— BEGIN —

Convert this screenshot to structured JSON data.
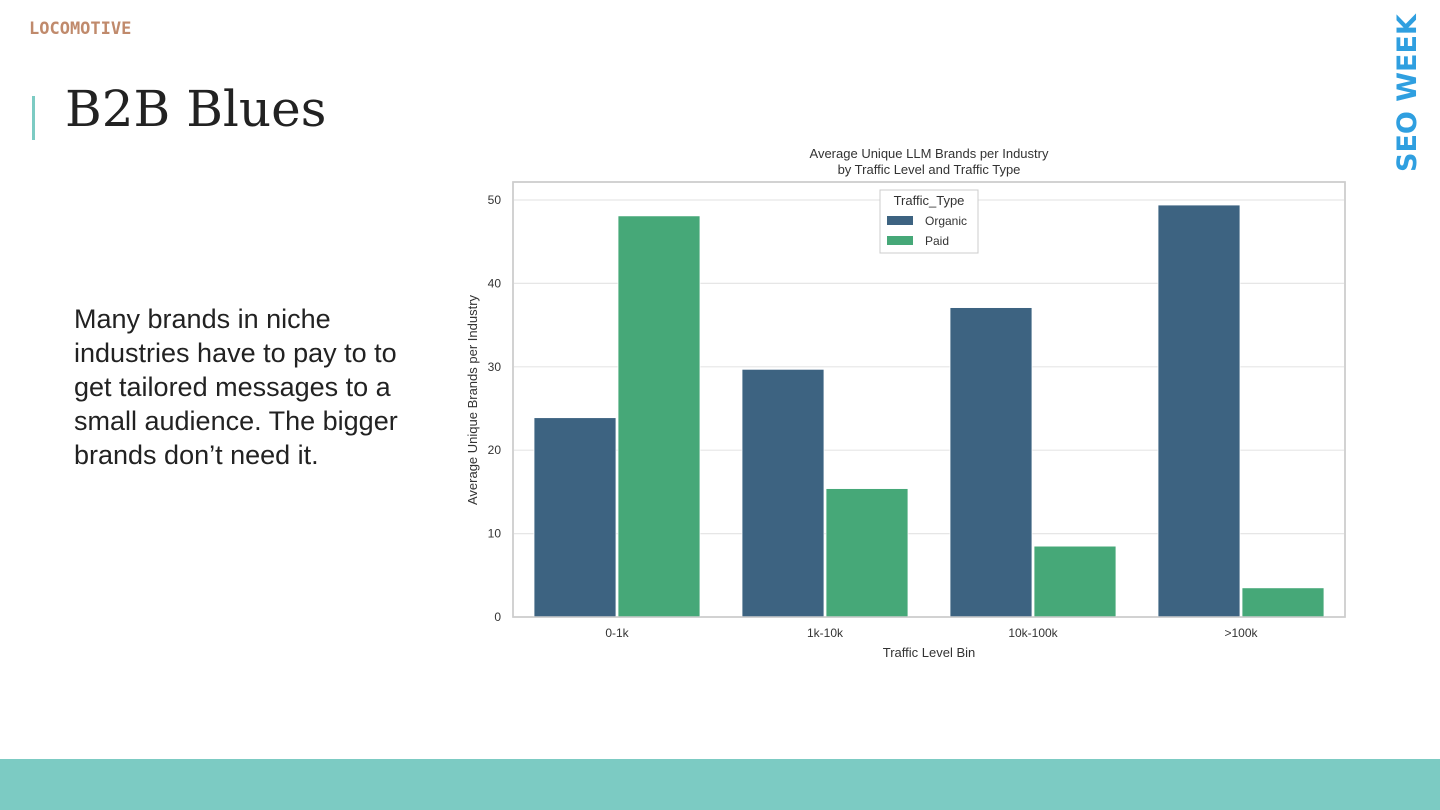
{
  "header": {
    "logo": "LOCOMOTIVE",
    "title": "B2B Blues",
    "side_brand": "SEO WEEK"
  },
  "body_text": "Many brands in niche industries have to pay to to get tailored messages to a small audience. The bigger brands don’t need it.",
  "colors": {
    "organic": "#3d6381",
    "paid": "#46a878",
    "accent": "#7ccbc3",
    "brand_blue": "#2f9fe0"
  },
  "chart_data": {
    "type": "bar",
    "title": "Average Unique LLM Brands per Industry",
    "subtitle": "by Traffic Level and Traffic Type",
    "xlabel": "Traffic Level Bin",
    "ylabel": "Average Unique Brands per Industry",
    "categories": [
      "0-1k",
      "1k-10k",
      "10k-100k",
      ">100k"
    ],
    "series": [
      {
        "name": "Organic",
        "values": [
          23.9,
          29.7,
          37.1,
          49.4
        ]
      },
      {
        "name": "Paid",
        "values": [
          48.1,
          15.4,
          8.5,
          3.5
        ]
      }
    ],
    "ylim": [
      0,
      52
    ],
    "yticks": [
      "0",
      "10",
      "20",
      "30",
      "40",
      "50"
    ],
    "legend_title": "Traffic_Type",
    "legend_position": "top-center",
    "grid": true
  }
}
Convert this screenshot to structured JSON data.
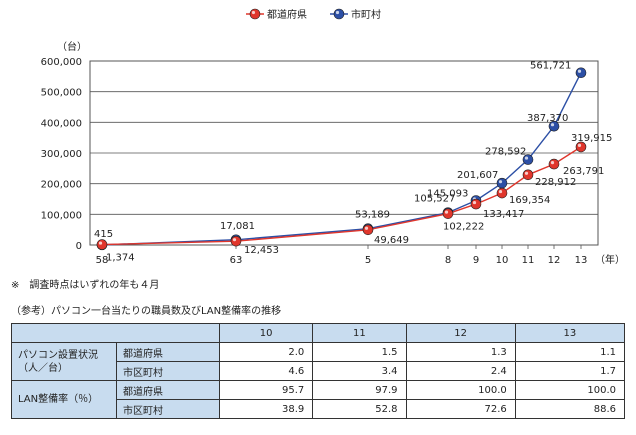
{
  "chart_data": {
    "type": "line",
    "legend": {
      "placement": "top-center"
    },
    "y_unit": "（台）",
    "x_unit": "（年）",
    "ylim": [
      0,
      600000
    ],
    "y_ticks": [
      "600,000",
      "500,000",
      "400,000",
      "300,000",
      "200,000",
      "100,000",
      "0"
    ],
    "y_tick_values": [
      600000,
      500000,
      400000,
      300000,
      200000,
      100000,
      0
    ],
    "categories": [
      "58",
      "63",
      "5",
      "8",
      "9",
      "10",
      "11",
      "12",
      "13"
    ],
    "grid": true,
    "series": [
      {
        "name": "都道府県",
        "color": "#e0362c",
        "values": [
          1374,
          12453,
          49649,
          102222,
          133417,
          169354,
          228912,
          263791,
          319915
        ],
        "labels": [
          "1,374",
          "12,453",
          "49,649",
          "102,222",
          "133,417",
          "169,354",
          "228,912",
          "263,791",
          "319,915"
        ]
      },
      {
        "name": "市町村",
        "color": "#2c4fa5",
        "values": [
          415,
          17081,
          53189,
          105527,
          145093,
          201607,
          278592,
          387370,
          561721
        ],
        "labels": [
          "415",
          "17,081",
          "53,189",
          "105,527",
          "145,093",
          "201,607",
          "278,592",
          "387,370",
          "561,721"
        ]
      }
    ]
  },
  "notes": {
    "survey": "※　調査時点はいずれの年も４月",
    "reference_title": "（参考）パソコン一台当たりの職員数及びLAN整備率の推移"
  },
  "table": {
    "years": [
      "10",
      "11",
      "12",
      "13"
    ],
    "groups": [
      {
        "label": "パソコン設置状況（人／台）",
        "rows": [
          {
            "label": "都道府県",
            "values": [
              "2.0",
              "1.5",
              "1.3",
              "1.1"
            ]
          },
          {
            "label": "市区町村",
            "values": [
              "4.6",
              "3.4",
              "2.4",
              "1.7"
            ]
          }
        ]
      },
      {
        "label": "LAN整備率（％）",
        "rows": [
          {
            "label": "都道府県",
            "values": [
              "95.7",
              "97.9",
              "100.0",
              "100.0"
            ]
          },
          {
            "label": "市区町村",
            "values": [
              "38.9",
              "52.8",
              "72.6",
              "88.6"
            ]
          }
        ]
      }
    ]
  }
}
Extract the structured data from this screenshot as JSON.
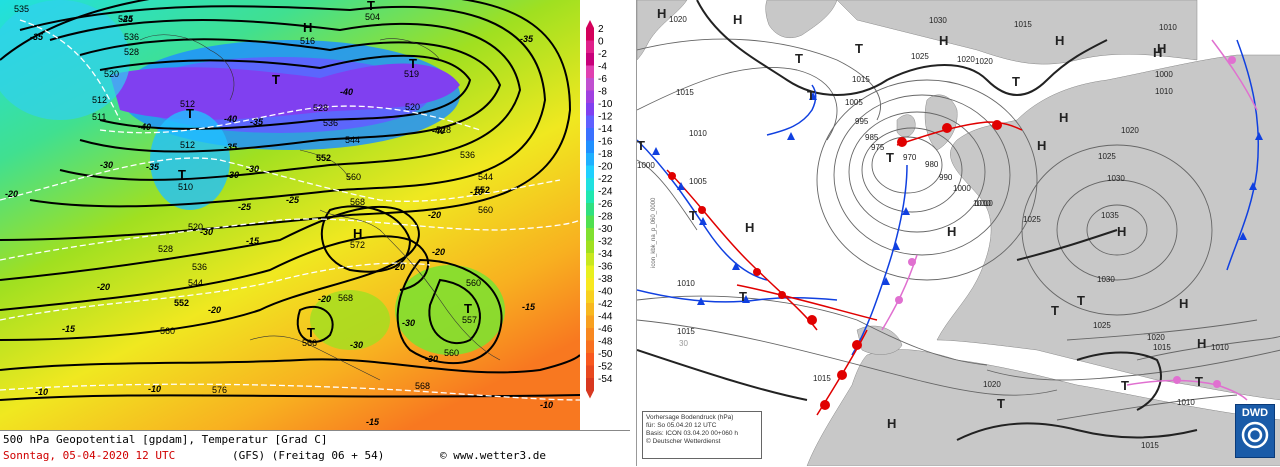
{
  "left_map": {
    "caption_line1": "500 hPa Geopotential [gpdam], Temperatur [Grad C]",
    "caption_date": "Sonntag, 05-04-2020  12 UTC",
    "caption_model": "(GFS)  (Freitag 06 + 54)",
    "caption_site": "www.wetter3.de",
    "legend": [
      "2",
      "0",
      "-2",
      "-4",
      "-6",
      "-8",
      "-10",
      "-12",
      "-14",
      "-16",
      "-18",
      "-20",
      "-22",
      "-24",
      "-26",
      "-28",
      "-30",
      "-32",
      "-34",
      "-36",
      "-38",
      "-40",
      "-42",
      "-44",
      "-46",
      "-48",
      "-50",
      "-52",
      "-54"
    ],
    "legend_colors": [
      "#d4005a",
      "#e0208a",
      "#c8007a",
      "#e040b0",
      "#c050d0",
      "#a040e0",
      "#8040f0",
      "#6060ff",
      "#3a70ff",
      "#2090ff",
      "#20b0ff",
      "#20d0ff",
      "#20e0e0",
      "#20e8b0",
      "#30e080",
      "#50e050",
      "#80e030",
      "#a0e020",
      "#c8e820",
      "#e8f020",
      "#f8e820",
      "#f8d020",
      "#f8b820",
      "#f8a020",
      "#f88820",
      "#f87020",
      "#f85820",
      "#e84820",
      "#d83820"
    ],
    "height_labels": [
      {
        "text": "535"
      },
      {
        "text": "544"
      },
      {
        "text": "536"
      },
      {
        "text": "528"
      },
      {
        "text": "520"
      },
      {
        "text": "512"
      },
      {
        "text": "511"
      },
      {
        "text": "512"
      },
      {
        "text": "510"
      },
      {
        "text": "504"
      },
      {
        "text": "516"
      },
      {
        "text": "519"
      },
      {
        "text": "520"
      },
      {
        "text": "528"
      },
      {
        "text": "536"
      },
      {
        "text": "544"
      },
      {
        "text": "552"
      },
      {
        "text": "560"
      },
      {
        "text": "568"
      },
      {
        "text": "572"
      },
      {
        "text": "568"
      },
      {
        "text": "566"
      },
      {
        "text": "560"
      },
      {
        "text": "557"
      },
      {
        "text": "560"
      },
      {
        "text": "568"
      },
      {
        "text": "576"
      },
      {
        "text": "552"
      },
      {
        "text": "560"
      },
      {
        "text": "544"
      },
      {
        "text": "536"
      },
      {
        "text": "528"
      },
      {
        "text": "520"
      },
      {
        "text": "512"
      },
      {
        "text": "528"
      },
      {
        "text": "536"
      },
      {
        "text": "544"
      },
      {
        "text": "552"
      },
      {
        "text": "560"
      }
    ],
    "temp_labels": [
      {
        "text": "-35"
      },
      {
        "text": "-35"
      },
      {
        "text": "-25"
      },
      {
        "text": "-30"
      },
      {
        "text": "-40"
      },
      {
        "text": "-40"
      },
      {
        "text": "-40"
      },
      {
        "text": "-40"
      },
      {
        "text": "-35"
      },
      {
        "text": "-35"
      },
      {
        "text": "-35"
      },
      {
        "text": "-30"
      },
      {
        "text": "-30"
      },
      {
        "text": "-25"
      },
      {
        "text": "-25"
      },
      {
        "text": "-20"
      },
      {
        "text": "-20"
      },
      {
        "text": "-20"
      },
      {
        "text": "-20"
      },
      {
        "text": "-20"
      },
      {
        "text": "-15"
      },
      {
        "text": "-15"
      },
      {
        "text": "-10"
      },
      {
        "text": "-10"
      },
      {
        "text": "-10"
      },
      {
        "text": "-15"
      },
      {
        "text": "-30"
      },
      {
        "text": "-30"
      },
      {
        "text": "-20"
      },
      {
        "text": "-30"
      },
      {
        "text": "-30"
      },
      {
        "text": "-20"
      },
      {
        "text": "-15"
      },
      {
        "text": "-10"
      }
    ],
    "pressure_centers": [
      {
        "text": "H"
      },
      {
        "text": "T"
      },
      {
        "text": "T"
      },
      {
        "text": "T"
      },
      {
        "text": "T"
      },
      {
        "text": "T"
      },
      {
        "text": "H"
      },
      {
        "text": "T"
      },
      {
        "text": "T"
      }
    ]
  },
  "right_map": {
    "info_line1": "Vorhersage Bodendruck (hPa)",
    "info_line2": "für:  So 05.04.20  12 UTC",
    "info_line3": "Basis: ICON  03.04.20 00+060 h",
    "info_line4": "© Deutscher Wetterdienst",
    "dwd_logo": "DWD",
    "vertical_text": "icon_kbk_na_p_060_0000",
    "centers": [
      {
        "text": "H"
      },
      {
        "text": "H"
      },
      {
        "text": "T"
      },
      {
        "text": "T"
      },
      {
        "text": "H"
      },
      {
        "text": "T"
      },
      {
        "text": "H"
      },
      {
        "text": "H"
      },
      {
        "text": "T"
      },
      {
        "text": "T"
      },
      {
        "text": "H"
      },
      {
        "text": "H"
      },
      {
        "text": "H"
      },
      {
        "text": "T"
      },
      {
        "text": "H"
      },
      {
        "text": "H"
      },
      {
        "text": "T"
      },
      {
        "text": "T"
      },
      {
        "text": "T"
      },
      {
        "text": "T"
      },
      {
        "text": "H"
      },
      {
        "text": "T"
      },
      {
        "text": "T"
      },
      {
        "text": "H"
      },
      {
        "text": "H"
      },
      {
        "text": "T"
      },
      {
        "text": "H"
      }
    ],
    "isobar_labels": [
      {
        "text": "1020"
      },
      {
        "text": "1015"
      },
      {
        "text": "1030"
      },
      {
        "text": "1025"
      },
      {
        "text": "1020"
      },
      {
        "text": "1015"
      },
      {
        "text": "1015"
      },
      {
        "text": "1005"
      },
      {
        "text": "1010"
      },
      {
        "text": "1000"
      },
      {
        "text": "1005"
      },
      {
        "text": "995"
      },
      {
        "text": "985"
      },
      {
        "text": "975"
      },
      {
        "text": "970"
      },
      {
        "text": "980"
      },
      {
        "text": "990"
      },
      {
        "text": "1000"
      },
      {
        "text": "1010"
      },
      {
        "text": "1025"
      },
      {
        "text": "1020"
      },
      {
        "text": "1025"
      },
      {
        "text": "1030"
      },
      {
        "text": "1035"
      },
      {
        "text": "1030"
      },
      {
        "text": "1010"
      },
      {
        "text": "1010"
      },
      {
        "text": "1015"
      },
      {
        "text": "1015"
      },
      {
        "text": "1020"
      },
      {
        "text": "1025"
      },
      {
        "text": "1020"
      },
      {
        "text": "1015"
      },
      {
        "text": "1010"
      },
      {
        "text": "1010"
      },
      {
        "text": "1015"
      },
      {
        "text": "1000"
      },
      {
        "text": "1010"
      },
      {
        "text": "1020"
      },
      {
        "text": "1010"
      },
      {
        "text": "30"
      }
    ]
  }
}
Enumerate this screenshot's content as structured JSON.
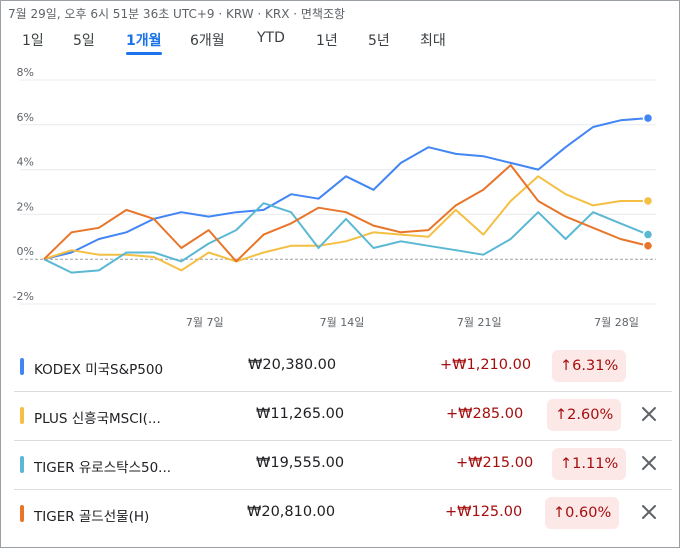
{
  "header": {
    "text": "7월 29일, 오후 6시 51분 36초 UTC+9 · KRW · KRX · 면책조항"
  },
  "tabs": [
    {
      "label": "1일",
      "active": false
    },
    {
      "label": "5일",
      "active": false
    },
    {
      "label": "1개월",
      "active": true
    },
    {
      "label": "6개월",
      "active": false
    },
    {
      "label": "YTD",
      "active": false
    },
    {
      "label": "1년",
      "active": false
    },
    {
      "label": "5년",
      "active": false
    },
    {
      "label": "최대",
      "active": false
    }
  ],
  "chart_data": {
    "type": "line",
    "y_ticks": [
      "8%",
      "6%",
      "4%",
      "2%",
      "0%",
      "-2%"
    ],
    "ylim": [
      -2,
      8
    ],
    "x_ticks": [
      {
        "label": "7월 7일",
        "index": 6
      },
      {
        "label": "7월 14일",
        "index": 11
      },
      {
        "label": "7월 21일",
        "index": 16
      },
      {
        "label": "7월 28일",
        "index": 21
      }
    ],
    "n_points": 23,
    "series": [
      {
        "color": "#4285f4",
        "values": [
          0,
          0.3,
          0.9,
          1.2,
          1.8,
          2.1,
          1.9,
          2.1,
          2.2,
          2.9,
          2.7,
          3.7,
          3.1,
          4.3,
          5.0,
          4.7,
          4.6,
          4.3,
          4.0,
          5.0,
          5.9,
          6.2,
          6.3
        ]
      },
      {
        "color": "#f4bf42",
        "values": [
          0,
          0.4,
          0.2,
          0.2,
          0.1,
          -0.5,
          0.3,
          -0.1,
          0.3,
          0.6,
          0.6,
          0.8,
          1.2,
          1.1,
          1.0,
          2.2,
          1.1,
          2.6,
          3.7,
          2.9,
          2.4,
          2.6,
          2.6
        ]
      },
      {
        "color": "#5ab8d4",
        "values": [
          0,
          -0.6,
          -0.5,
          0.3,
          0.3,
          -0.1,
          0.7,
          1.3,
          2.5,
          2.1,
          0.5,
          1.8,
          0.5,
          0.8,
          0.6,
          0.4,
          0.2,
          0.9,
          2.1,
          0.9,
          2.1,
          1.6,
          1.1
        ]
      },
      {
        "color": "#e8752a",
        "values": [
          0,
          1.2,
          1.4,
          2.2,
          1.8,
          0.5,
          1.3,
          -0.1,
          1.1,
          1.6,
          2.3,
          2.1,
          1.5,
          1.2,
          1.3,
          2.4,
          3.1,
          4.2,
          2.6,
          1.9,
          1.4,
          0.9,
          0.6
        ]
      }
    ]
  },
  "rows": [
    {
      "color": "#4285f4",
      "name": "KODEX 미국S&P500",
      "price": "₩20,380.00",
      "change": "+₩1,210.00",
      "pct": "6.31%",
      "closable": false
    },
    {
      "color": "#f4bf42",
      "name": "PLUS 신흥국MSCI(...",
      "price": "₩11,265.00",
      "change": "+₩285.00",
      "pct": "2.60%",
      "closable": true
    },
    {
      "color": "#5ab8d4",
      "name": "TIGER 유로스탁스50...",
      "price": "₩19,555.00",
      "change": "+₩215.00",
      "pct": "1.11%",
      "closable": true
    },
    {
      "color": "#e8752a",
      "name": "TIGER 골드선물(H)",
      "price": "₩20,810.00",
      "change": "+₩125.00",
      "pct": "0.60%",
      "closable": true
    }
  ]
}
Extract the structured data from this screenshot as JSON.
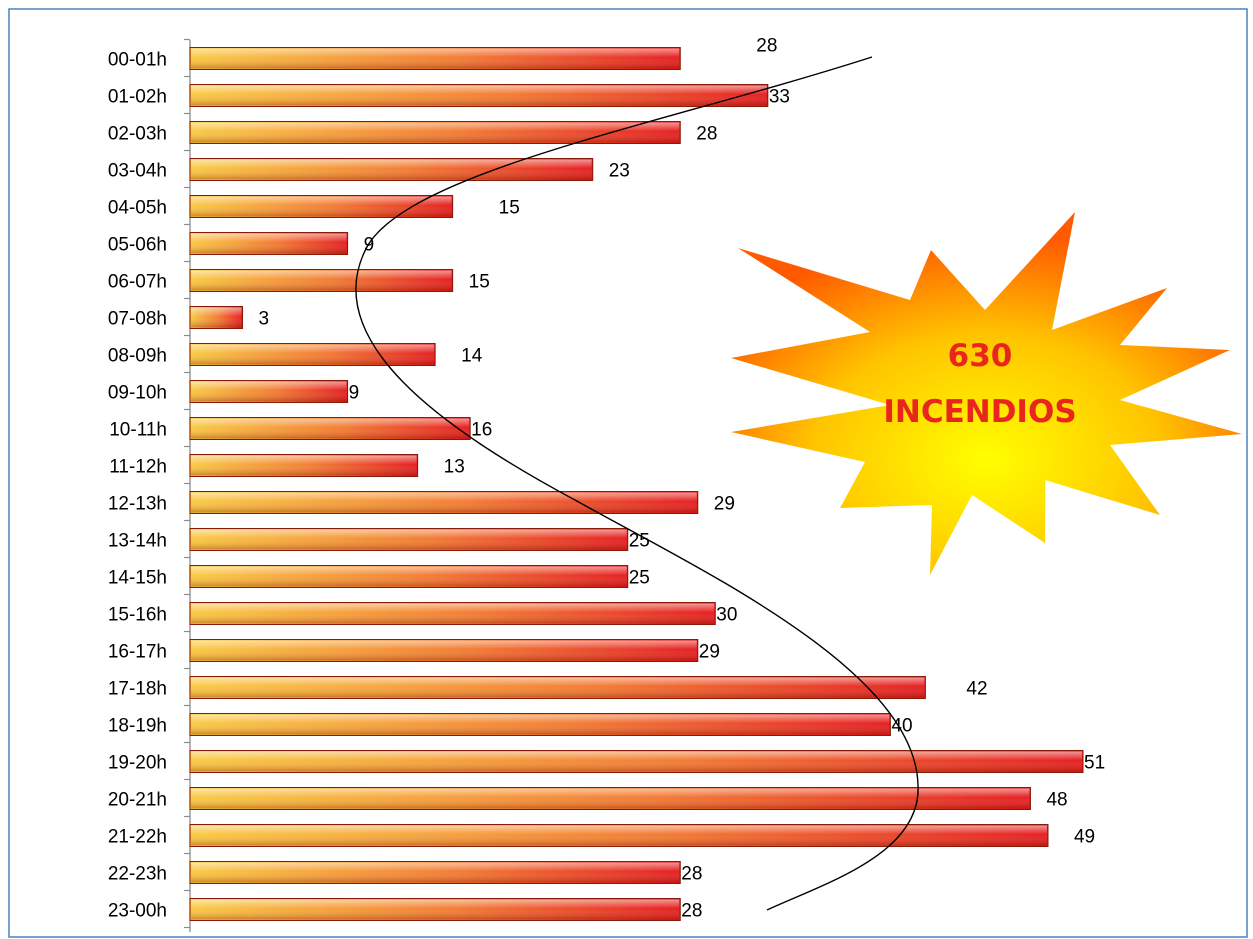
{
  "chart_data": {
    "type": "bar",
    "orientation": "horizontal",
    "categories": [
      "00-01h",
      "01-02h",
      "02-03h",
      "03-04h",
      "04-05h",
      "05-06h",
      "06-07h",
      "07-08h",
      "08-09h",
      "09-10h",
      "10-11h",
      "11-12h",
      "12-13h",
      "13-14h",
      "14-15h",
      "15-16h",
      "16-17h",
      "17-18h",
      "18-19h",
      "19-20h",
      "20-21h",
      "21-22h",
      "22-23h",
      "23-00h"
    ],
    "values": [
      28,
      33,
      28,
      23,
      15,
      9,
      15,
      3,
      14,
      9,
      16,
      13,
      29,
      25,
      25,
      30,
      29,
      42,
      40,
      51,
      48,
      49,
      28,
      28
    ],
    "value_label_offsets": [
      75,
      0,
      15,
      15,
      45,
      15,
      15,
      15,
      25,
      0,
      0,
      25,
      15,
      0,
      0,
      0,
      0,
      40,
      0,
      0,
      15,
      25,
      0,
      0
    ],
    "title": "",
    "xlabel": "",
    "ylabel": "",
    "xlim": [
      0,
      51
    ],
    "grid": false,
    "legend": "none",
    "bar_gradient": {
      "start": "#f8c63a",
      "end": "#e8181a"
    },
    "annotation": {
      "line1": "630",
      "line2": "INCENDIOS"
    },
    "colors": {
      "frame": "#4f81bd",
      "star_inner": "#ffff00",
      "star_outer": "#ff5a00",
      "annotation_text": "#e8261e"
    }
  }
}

— END —

Search the listing for the word "change" and return each line that holds it.

      "change": "+₩1,210.00",
      "change": "+₩285.00",
      "change": "+₩215.00",
      "change": "+₩125.00",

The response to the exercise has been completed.